SET PROBLEM
Pictures aside, write out every record exactly as it appears.

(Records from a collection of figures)
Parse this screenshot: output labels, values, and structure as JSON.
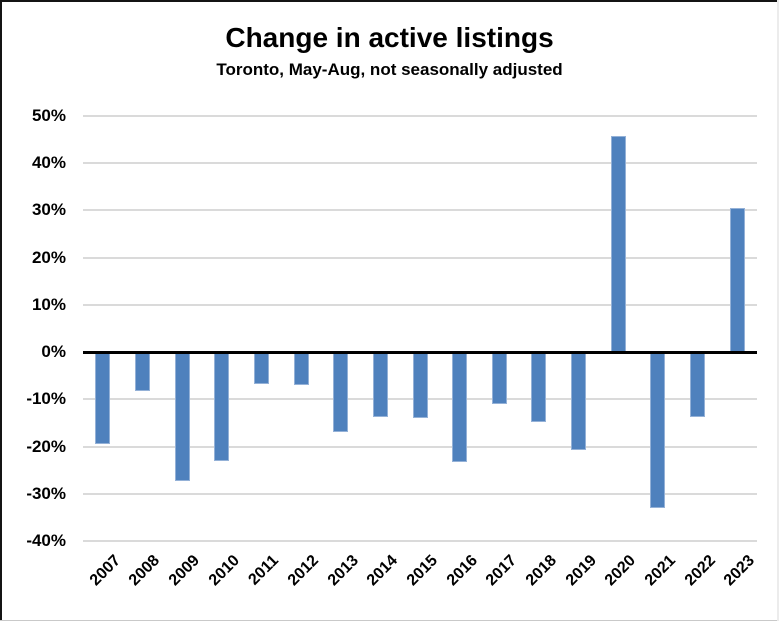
{
  "chart_data": {
    "type": "bar",
    "title": "Change in active listings",
    "subtitle": "Toronto, May-Aug, not seasonally adjusted",
    "categories": [
      "2007",
      "2008",
      "2009",
      "2010",
      "2011",
      "2012",
      "2013",
      "2014",
      "2015",
      "2016",
      "2017",
      "2018",
      "2019",
      "2020",
      "2021",
      "2022",
      "2023"
    ],
    "values": [
      -19.5,
      -8.3,
      -27.4,
      -23.0,
      -6.8,
      -7.0,
      -17.0,
      -13.8,
      -14.0,
      -23.2,
      -11.0,
      -14.7,
      -20.8,
      45.7,
      -33.0,
      -13.8,
      30.6
    ],
    "unit": "%",
    "xlabel": "",
    "ylabel": "",
    "ylim": [
      -40,
      50
    ],
    "ytick_step": 10,
    "ytick_labels": [
      "50%",
      "40%",
      "30%",
      "20%",
      "10%",
      "0%",
      "-10%",
      "-20%",
      "-30%",
      "-40%"
    ],
    "grid": true,
    "legend": false,
    "colors": {
      "bar": "#4F81BD",
      "bar_edge": "#94b1d7",
      "gridline": "#DADADA",
      "zero_line": "#000000",
      "text": "#000000",
      "background": "#FFFFFF"
    }
  }
}
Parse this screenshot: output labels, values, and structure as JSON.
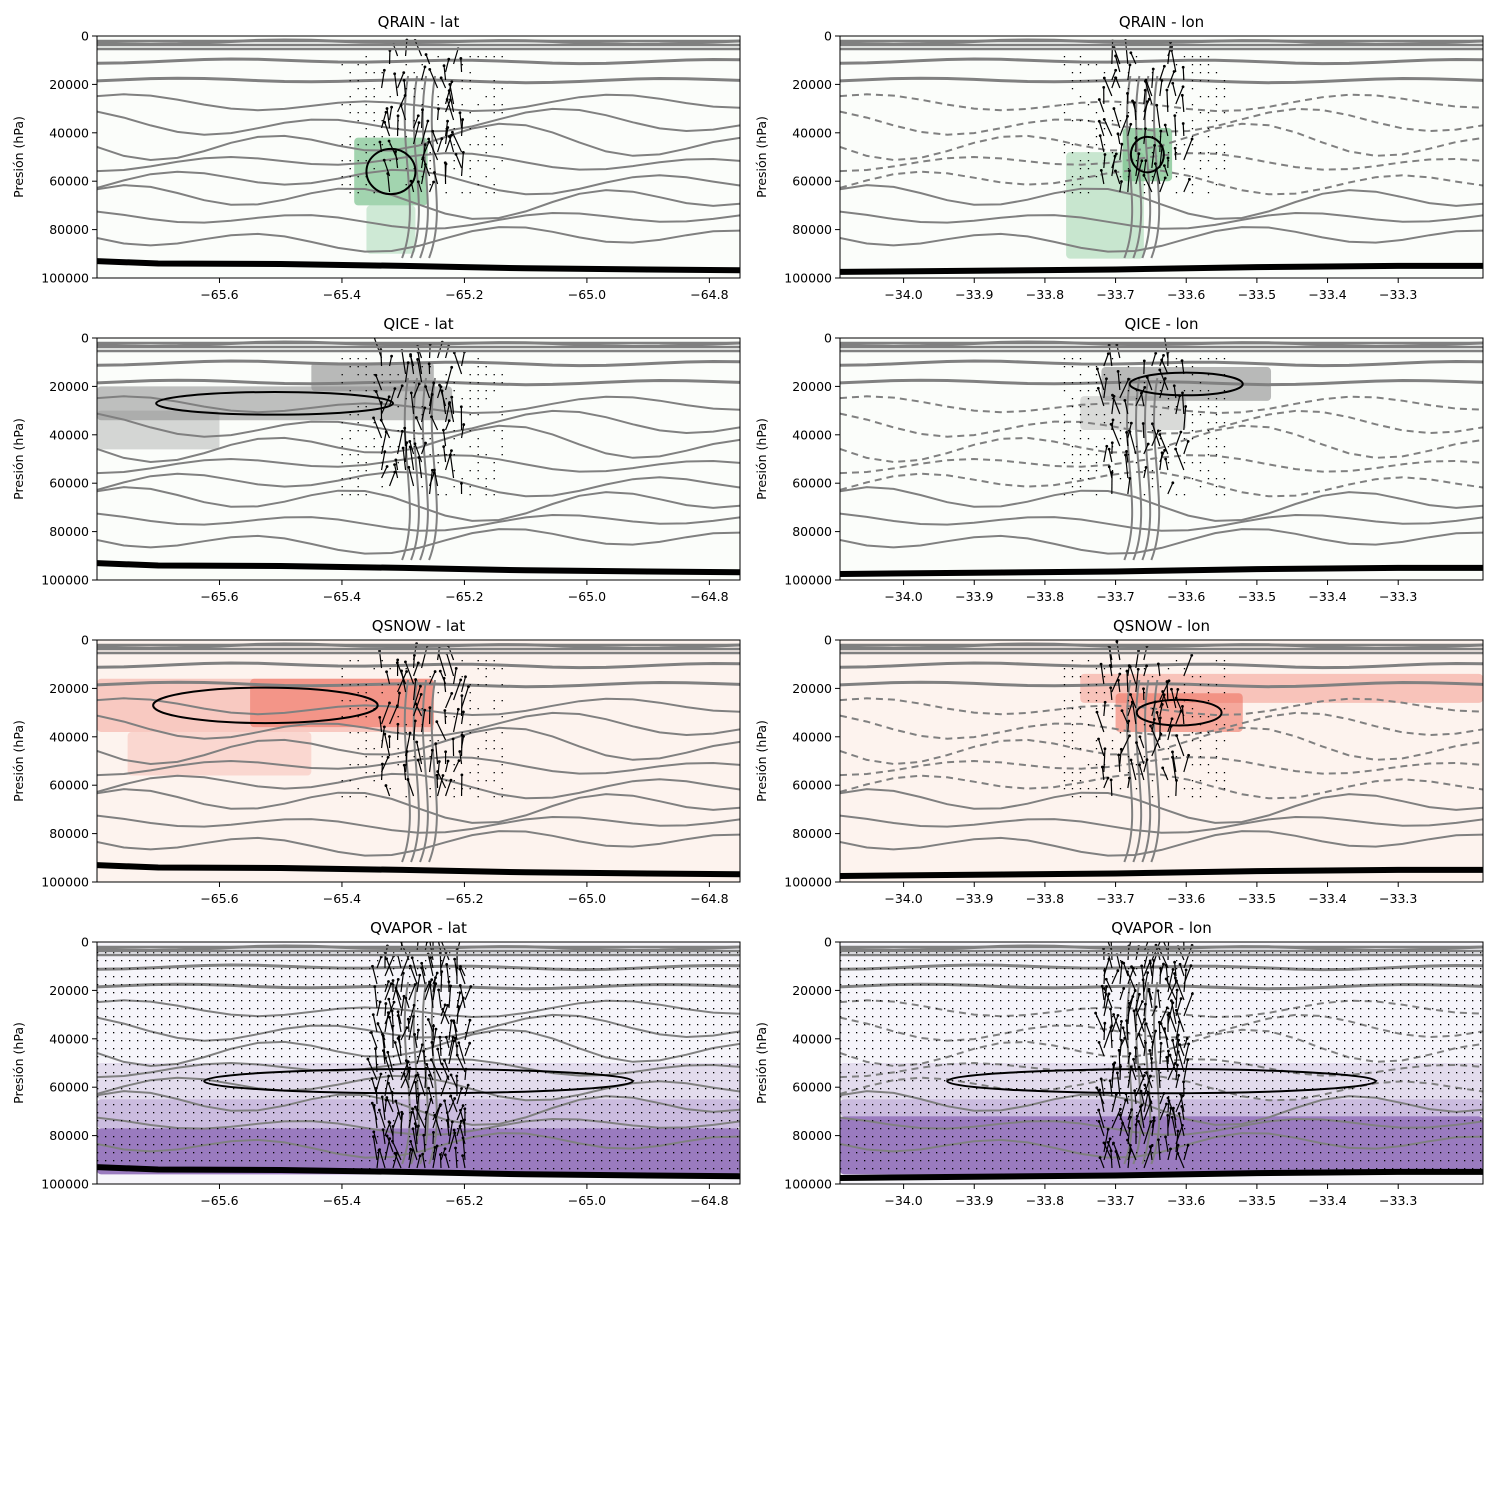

TASK ANSWER
Parse this screenshot: output labels, values, and structure as JSON.
{
  "chart_data": {
    "type": "bar",
    "title": "Change in active listings",
    "subtitle": "Toronto, May-Aug, not seasonally adjusted",
    "categories": [
      "2007",
      "2008",
      "2009",
      "2010",
      "2011",
      "2012",
      "2013",
      "2014",
      "2015",
      "2016",
      "2017",
      "2018",
      "2019",
      "2020",
      "2021",
      "2022",
      "2023"
    ],
    "values": [
      -19.5,
      -8.3,
      -27.4,
      -23.0,
      -6.8,
      -7.0,
      -17.0,
      -13.8,
      -14.0,
      -23.2,
      -11.0,
      -14.7,
      -20.8,
      45.7,
      -33.0,
      -13.8,
      30.6
    ],
    "unit": "%",
    "xlabel": "",
    "ylabel": "",
    "ylim": [
      -40,
      50
    ],
    "ytick_step": 10,
    "ytick_labels": [
      "50%",
      "40%",
      "30%",
      "20%",
      "10%",
      "0%",
      "-10%",
      "-20%",
      "-30%",
      "-40%"
    ],
    "grid": true,
    "legend": false,
    "colors": {
      "bar": "#4F81BD",
      "bar_edge": "#94b1d7",
      "gridline": "#DADADA",
      "zero_line": "#000000",
      "text": "#000000",
      "background": "#FFFFFF"
    }
  }
}
Parse this screenshot: output labels, values, and structure as JSON.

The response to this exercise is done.